[Start of Supplied records]
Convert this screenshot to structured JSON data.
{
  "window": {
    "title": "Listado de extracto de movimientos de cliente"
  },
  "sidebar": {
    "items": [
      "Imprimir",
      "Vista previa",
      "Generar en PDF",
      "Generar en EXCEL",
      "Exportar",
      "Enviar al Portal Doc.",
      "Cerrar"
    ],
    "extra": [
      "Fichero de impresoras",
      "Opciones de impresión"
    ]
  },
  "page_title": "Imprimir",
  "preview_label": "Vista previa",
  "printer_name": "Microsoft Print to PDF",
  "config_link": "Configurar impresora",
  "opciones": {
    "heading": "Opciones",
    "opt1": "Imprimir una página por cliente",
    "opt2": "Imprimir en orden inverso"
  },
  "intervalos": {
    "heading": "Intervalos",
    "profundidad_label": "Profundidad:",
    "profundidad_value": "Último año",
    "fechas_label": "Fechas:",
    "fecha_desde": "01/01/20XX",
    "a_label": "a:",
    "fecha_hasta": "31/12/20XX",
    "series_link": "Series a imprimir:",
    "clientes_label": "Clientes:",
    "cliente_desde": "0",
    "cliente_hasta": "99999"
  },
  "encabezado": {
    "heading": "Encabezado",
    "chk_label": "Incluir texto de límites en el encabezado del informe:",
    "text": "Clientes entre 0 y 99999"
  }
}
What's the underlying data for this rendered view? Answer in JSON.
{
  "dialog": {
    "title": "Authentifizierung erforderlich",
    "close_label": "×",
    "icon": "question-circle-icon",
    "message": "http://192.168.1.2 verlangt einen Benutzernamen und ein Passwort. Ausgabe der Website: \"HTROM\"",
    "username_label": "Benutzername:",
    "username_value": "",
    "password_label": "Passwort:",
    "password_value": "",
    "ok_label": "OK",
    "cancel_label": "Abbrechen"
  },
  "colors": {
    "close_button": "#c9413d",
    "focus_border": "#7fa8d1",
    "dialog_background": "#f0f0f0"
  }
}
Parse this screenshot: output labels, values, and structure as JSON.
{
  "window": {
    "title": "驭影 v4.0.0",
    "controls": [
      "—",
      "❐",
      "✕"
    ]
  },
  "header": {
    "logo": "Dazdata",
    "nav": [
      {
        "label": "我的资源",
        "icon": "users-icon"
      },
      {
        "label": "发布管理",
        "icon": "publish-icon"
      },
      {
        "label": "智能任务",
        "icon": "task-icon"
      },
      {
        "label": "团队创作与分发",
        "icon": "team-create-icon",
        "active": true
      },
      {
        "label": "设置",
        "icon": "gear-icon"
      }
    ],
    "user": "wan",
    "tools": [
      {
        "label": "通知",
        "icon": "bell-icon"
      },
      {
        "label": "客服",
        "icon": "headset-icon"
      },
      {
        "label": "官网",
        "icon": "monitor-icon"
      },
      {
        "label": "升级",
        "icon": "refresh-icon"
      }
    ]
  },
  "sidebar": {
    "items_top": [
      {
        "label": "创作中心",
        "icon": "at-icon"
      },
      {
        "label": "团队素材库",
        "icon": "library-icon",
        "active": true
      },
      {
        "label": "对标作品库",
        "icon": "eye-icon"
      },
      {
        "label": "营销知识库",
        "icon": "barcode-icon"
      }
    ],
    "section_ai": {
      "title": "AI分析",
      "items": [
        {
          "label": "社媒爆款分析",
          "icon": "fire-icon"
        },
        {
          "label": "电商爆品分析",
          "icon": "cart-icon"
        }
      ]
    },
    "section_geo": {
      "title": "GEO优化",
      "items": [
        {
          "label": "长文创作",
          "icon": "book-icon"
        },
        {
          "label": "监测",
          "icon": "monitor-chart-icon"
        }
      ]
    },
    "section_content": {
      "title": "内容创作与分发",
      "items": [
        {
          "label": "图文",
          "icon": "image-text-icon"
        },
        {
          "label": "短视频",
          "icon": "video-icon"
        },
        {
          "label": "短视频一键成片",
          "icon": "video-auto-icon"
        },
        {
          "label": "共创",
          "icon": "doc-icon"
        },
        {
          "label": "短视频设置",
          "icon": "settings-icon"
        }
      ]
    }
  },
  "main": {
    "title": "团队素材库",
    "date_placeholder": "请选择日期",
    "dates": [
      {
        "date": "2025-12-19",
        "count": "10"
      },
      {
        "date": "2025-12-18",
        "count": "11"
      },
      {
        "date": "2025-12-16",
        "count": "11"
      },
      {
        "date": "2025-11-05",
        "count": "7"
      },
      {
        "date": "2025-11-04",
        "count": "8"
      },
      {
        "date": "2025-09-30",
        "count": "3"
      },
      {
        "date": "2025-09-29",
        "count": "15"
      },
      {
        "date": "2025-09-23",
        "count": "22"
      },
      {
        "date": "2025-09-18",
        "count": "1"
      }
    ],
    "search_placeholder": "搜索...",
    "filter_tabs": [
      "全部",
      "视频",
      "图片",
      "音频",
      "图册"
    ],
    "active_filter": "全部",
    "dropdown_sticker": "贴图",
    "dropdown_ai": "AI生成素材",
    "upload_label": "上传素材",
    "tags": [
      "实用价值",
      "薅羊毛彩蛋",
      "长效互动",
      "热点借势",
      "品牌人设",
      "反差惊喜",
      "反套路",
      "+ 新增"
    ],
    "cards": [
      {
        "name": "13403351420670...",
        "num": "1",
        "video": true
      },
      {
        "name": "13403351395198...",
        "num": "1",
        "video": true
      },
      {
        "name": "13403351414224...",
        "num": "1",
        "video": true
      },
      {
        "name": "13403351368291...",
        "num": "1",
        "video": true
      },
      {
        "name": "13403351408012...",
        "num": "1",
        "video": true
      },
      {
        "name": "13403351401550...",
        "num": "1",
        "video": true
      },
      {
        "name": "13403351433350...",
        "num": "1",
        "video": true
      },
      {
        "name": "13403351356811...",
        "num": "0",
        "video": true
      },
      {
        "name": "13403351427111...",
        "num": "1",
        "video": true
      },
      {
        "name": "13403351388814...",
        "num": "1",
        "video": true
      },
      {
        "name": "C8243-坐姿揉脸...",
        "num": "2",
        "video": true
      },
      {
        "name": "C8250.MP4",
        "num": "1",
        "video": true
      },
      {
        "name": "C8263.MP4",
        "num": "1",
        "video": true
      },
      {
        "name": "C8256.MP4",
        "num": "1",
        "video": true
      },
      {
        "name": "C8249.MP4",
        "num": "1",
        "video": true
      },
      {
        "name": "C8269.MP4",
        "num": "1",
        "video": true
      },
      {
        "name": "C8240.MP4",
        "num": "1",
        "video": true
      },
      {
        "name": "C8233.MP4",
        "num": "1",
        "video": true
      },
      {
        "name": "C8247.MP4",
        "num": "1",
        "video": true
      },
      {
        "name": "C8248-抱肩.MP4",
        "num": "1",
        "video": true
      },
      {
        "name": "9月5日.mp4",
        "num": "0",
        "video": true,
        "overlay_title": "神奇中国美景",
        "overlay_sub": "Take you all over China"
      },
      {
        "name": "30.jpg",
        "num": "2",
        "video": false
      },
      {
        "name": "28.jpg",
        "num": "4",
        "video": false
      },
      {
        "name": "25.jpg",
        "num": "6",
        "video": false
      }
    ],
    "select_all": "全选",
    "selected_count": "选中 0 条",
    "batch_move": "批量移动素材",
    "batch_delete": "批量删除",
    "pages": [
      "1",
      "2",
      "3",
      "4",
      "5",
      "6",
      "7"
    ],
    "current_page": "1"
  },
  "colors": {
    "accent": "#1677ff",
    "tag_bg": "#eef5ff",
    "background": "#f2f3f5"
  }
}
[End of Supplied records]
Task objective -> Faithfully reproduce all of the records, character for character.

Exercise result ->
Convert this screenshot to structured JSON data.
{
  "window": {
    "title": "Listado de extracto de movimientos de cliente"
  },
  "sidebar": {
    "items": [
      "Imprimir",
      "Vista previa",
      "Generar en PDF",
      "Generar en EXCEL",
      "Exportar",
      "Enviar al Portal Doc.",
      "Cerrar"
    ],
    "extra": [
      "Fichero de impresoras",
      "Opciones de impresión"
    ]
  },
  "page_title": "Imprimir",
  "preview_label": "Vista previa",
  "printer_name": "Microsoft Print to PDF",
  "config_link": "Configurar impresora",
  "opciones": {
    "heading": "Opciones",
    "opt1": "Imprimir una página por cliente",
    "opt2": "Imprimir en orden inverso"
  },
  "intervalos": {
    "heading": "Intervalos",
    "profundidad_label": "Profundidad:",
    "profundidad_value": "Último año",
    "fechas_label": "Fechas:",
    "fecha_desde": "01/01/20XX",
    "a_label": "a:",
    "fecha_hasta": "31/12/20XX",
    "series_link": "Series a imprimir:",
    "clientes_label": "Clientes:",
    "cliente_desde": "0",
    "cliente_hasta": "99999"
  },
  "encabezado": {
    "heading": "Encabezado",
    "chk_label": "Incluir texto de límites en el encabezado del informe:",
    "text": "Clientes entre 0 y 99999"
  }
}
What's the underlying data for this rendered view? Answer in JSON.
{
  "dialog": {
    "title": "Authentifizierung erforderlich",
    "close_label": "×",
    "icon": "question-circle-icon",
    "message": "http://192.168.1.2 verlangt einen Benutzernamen und ein Passwort. Ausgabe der Website: \"HTROM\"",
    "username_label": "Benutzername:",
    "username_value": "",
    "password_label": "Passwort:",
    "password_value": "",
    "ok_label": "OK",
    "cancel_label": "Abbrechen"
  },
  "colors": {
    "close_button": "#c9413d",
    "focus_border": "#7fa8d1",
    "dialog_background": "#f0f0f0"
  }
}
Parse this screenshot: output labels, values, and structure as JSON.
{
  "window": {
    "title": "驭影 v4.0.0",
    "controls": [
      "—",
      "❐",
      "✕"
    ]
  },
  "header": {
    "logo": "Dazdata",
    "nav": [
      {
        "label": "我的资源",
        "icon": "users-icon"
      },
      {
        "label": "发布管理",
        "icon": "publish-icon"
      },
      {
        "label": "智能任务",
        "icon": "task-icon"
      },
      {
        "label": "团队创作与分发",
        "icon": "team-create-icon",
        "active": true
      },
      {
        "label": "设置",
        "icon": "gear-icon"
      }
    ],
    "user": "wan",
    "tools": [
      {
        "label": "通知",
        "icon": "bell-icon"
      },
      {
        "label": "客服",
        "icon": "headset-icon"
      },
      {
        "label": "官网",
        "icon": "monitor-icon"
      },
      {
        "label": "升级",
        "icon": "refresh-icon"
      }
    ]
  },
  "sidebar": {
    "items_top": [
      {
        "label": "创作中心",
        "icon": "at-icon"
      },
      {
        "label": "团队素材库",
        "icon": "library-icon",
        "active": true
      },
      {
        "label": "对标作品库",
        "icon": "eye-icon"
      },
      {
        "label": "营销知识库",
        "icon": "barcode-icon"
      }
    ],
    "section_ai": {
      "title": "AI分析",
      "items": [
        {
          "label": "社媒爆款分析",
          "icon": "fire-icon"
        },
        {
          "label": "电商爆品分析",
          "icon": "cart-icon"
        }
      ]
    },
    "section_geo": {
      "title": "GEO优化",
      "items": [
        {
          "label": "长文创作",
          "icon": "book-icon"
        },
        {
          "label": "监测",
          "icon": "monitor-chart-icon"
        }
      ]
    },
    "section_content": {
      "title": "内容创作与分发",
      "items": [
        {
          "label": "图文",
          "icon": "image-text-icon"
        },
        {
          "label": "短视频",
          "icon": "video-icon"
        },
        {
          "label": "短视频一键成片",
          "icon": "video-auto-icon"
        },
        {
          "label": "共创",
          "icon": "doc-icon"
        },
        {
          "label": "短视频设置",
          "icon": "settings-icon"
        }
      ]
    }
  },
  "main": {
    "title": "团队素材库",
    "date_placeholder": "请选择日期",
    "dates": [
      {
        "date": "2025-12-19",
        "count": "10"
      },
      {
        "date": "2025-12-18",
        "count": "11"
      },
      {
        "date": "2025-12-16",
        "count": "11"
      },
      {
        "date": "2025-11-05",
        "count": "7"
      },
      {
        "date": "2025-11-04",
        "count": "8"
      },
      {
        "date": "2025-09-30",
        "count": "3"
      },
      {
        "date": "2025-09-29",
        "count": "15"
      },
      {
        "date": "2025-09-23",
        "count": "22"
      },
      {
        "date": "2025-09-18",
        "count": "1"
      }
    ],
    "search_placeholder": "搜索...",
    "filter_tabs": [
      "全部",
      "视频",
      "图片",
      "音频",
      "图册"
    ],
    "active_filter": "全部",
    "dropdown_sticker": "贴图",
    "dropdown_ai": "AI生成素材",
    "upload_label": "上传素材",
    "tags": [
      "实用价值",
      "薅羊毛彩蛋",
      "长效互动",
      "热点借势",
      "品牌人设",
      "反差惊喜",
      "反套路",
      "+ 新增"
    ],
    "cards": [
      {
        "name": "13403351420670...",
        "num": "1",
        "video": true
      },
      {
        "name": "13403351395198...",
        "num": "1",
        "video": true
      },
      {
        "name": "13403351414224...",
        "num": "1",
        "video": true
      },
      {
        "name": "13403351368291...",
        "num": "1",
        "video": true
      },
      {
        "name": "13403351408012...",
        "num": "1",
        "video": true
      },
      {
        "name": "13403351401550...",
        "num": "1",
        "video": true
      },
      {
        "name": "13403351433350...",
        "num": "1",
        "video": true
      },
      {
        "name": "13403351356811...",
        "num": "0",
        "video": true
      },
      {
        "name": "13403351427111...",
        "num": "1",
        "video": true
      },
      {
        "name": "13403351388814...",
        "num": "1",
        "video": true
      },
      {
        "name": "C8243-坐姿揉脸...",
        "num": "2",
        "video": true
      },
      {
        "name": "C8250.MP4",
        "num": "1",
        "video": true
      },
      {
        "name": "C8263.MP4",
        "num": "1",
        "video": true
      },
      {
        "name": "C8256.MP4",
        "num": "1",
        "video": true
      },
      {
        "name": "C8249.MP4",
        "num": "1",
        "video": true
      },
      {
        "name": "C8269.MP4",
        "num": "1",
        "video": true
      },
      {
        "name": "C8240.MP4",
        "num": "1",
        "video": true
      },
      {
        "name": "C8233.MP4",
        "num": "1",
        "video": true
      },
      {
        "name": "C8247.MP4",
        "num": "1",
        "video": true
      },
      {
        "name": "C8248-抱肩.MP4",
        "num": "1",
        "video": true
      },
      {
        "name": "9月5日.mp4",
        "num": "0",
        "video": true,
        "overlay_title": "神奇中国美景",
        "overlay_sub": "Take you all over China"
      },
      {
        "name": "30.jpg",
        "num": "2",
        "video": false
      },
      {
        "name": "28.jpg",
        "num": "4",
        "video": false
      },
      {
        "name": "25.jpg",
        "num": "6",
        "video": false
      }
    ],
    "select_all": "全选",
    "selected_count": "选中 0 条",
    "batch_move": "批量移动素材",
    "batch_delete": "批量删除",
    "pages": [
      "1",
      "2",
      "3",
      "4",
      "5",
      "6",
      "7"
    ],
    "current_page": "1"
  },
  "colors": {
    "accent": "#1677ff",
    "tag_bg": "#eef5ff",
    "background": "#f2f3f5"
  }
}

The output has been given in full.